WRITTEN INSTRUCTION — Print all of the data exactly as written.
>> BEGIN
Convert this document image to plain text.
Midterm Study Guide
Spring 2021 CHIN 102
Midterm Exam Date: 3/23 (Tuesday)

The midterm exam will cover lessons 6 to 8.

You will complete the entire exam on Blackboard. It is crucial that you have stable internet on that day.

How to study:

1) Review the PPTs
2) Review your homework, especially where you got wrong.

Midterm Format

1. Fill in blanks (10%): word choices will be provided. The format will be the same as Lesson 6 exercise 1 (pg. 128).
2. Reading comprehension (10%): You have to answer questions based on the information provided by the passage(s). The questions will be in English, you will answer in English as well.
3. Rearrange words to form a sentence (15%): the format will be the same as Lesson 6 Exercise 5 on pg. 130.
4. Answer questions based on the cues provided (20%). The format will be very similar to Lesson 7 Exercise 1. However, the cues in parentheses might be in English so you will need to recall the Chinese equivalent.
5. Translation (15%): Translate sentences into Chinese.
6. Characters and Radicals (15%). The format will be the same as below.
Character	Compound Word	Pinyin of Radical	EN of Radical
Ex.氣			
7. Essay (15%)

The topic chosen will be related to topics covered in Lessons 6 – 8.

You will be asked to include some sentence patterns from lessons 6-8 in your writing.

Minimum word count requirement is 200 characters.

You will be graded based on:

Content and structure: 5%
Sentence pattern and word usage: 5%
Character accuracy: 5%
>> END
CORRECT RESPONSE —
Convert this document image to plain text.
Midterm Study Guide
Spring 2021 CHIN 102
Midterm Exam Date: 3/23 (Tuesday)

The midterm exam will cover lessons 6 to 8.

You will complete the entire exam on Blackboard. It is crucial that you have stable internet on that day.

How to study:

1) Review the PPTs
2) Review your homework, especially where you got wrong.

Midterm Format

1. Fill in blanks (10%): word choices will be provided. The format will be the same as Lesson 6 exercise 1 (pg. 128).
2. Reading comprehension (10%): You have to answer questions based on the information provided by the passage(s). The questions will be in English, you will answer in English as well.
3. Rearrange words to form a sentence (15%): the format will be the same as Lesson 6 Exercise 5 on pg. 130.
4. Answer questions based on the cues provided (20%). The format will be very similar to Lesson 7 Exercise 1. However, the cues in parentheses might be in English so you will need to recall the Chinese equivalent.
5. Translation (15%): Translate sentences into Chinese.
6. Characters and Radicals (15%). The format will be the same as below.
Character	Compound Word	Pinyin of Radical	EN of Radical
Ex.氣			
7. Essay (15%)

The topic chosen will be related to topics covered in Lessons 6 – 8.

You will be asked to include some sentence patterns from lessons 6-8 in your writing.

Minimum word count requirement is 200 characters.

You will be graded based on:

Content and structure: 5%
Sentence pattern and word usage: 5%
Character accuracy: 5%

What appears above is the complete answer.